# Source records
-=-=-=-=-
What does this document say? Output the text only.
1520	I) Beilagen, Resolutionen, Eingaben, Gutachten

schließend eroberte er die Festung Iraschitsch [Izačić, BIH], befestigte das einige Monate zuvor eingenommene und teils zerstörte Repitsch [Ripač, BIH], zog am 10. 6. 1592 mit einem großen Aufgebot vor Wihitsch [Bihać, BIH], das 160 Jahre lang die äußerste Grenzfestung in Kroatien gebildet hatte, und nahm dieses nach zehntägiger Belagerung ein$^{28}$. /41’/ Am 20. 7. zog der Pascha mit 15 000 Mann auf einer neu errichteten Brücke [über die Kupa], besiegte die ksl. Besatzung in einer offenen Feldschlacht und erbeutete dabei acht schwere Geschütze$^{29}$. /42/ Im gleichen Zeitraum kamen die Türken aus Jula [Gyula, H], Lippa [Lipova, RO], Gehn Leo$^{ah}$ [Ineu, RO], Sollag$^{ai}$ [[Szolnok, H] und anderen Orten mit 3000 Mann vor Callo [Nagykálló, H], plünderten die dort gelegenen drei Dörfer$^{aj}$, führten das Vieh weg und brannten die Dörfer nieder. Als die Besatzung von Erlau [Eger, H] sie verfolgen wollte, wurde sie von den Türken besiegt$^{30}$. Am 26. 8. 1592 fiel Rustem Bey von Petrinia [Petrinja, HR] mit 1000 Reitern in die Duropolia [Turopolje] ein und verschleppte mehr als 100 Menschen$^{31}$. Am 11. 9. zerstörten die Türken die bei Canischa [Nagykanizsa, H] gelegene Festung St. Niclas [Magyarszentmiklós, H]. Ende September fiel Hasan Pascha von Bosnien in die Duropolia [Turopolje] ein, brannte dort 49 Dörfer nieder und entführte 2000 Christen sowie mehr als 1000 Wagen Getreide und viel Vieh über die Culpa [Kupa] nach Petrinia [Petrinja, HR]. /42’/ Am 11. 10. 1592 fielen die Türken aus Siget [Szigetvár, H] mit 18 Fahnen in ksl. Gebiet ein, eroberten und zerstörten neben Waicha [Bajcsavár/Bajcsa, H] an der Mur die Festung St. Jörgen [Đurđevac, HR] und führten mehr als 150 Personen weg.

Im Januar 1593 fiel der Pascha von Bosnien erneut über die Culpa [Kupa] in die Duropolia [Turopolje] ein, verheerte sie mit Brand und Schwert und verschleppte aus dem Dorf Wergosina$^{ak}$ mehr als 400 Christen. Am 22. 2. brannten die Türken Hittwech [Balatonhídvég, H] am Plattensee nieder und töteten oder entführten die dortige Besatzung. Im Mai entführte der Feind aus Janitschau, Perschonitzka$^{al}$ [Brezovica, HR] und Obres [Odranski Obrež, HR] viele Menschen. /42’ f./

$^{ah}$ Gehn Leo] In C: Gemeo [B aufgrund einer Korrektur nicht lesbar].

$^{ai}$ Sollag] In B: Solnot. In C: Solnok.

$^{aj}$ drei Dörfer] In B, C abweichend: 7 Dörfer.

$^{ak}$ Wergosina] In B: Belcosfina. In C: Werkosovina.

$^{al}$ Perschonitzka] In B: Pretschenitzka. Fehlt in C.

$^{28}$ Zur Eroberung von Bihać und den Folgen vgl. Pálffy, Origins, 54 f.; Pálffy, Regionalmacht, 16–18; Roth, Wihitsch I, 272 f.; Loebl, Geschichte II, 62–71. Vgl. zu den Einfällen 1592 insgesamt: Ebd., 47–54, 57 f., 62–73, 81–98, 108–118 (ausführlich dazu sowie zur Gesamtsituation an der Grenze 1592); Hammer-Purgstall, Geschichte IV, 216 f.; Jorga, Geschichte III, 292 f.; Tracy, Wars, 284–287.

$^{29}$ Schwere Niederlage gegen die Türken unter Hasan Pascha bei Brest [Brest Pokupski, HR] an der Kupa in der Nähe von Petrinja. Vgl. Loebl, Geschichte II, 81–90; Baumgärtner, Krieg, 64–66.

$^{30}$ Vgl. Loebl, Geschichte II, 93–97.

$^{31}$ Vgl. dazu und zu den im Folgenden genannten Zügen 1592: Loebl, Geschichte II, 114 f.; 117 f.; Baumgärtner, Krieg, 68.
-=-=-=-=-
# Exercise
Repeat the listing. Keep each line precisely as shown.

# Answer below
What does this document say? Output the text only.
1520	I) Beilagen, Resolutionen, Eingaben, Gutachten

schließend eroberte er die Festung Iraschitsch [Izačić, BIH], befestigte das einige Monate zuvor eingenommene und teils zerstörte Repitsch [Ripač, BIH], zog am 10. 6. 1592 mit einem großen Aufgebot vor Wihitsch [Bihać, BIH], das 160 Jahre lang die äußerste Grenzfestung in Kroatien gebildet hatte, und nahm dieses nach zehntägiger Belagerung ein$^{28}$. /41’/ Am 20. 7. zog der Pascha mit 15 000 Mann auf einer neu errichteten Brücke [über die Kupa], besiegte die ksl. Besatzung in einer offenen Feldschlacht und erbeutete dabei acht schwere Geschütze$^{29}$. /42/ Im gleichen Zeitraum kamen die Türken aus Jula [Gyula, H], Lippa [Lipova, RO], Gehn Leo$^{ah}$ [Ineu, RO], Sollag$^{ai}$ [[Szolnok, H] und anderen Orten mit 3000 Mann vor Callo [Nagykálló, H], plünderten die dort gelegenen drei Dörfer$^{aj}$, führten das Vieh weg und brannten die Dörfer nieder. Als die Besatzung von Erlau [Eger, H] sie verfolgen wollte, wurde sie von den Türken besiegt$^{30}$. Am 26. 8. 1592 fiel Rustem Bey von Petrinia [Petrinja, HR] mit 1000 Reitern in die Duropolia [Turopolje] ein und verschleppte mehr als 100 Menschen$^{31}$. Am 11. 9. zerstörten die Türken die bei Canischa [Nagykanizsa, H] gelegene Festung St. Niclas [Magyarszentmiklós, H]. Ende September fiel Hasan Pascha von Bosnien in die Duropolia [Turopolje] ein, brannte dort 49 Dörfer nieder und entführte 2000 Christen sowie mehr als 1000 Wagen Getreide und viel Vieh über die Culpa [Kupa] nach Petrinia [Petrinja, HR]. /42’/ Am 11. 10. 1592 fielen die Türken aus Siget [Szigetvár, H] mit 18 Fahnen in ksl. Gebiet ein, eroberten und zerstörten neben Waicha [Bajcsavár/Bajcsa, H] an der Mur die Festung St. Jörgen [Đurđevac, HR] und führten mehr als 150 Personen weg.

Im Januar 1593 fiel der Pascha von Bosnien erneut über die Culpa [Kupa] in die Duropolia [Turopolje] ein, verheerte sie mit Brand und Schwert und verschleppte aus dem Dorf Wergosina$^{ak}$ mehr als 400 Christen. Am 22. 2. brannten die Türken Hittwech [Balatonhídvég, H] am Plattensee nieder und töteten oder entführten die dortige Besatzung. Im Mai entführte der Feind aus Janitschau, Perschonitzka$^{al}$ [Brezovica, HR] und Obres [Odranski Obrež, HR] viele Menschen. /42’ f./

$^{ah}$ Gehn Leo] In C: Gemeo [B aufgrund einer Korrektur nicht lesbar].

$^{ai}$ Sollag] In B: Solnot. In C: Solnok.

$^{aj}$ drei Dörfer] In B, C abweichend: 7 Dörfer.

$^{ak}$ Wergosina] In B: Belcosfina. In C: Werkosovina.

$^{al}$ Perschonitzka] In B: Pretschenitzka. Fehlt in C.

$^{28}$ Zur Eroberung von Bihać und den Folgen vgl. Pálffy, Origins, 54 f.; Pálffy, Regionalmacht, 16–18; Roth, Wihitsch I, 272 f.; Loebl, Geschichte II, 62–71. Vgl. zu den Einfällen 1592 insgesamt: Ebd., 47–54, 57 f., 62–73, 81–98, 108–118 (ausführlich dazu sowie zur Gesamtsituation an der Grenze 1592); Hammer-Purgstall, Geschichte IV, 216 f.; Jorga, Geschichte III, 292 f.; Tracy, Wars, 284–287.

$^{29}$ Schwere Niederlage gegen die Türken unter Hasan Pascha bei Brest [Brest Pokupski, HR] an der Kupa in der Nähe von Petrinja. Vgl. Loebl, Geschichte II, 81–90; Baumgärtner, Krieg, 64–66.

$^{30}$ Vgl. Loebl, Geschichte II, 93–97.

$^{31}$ Vgl. dazu und zu den im Folgenden genannten Zügen 1592: Loebl, Geschichte II, 114 f.; 117 f.; Baumgärtner, Krieg, 68.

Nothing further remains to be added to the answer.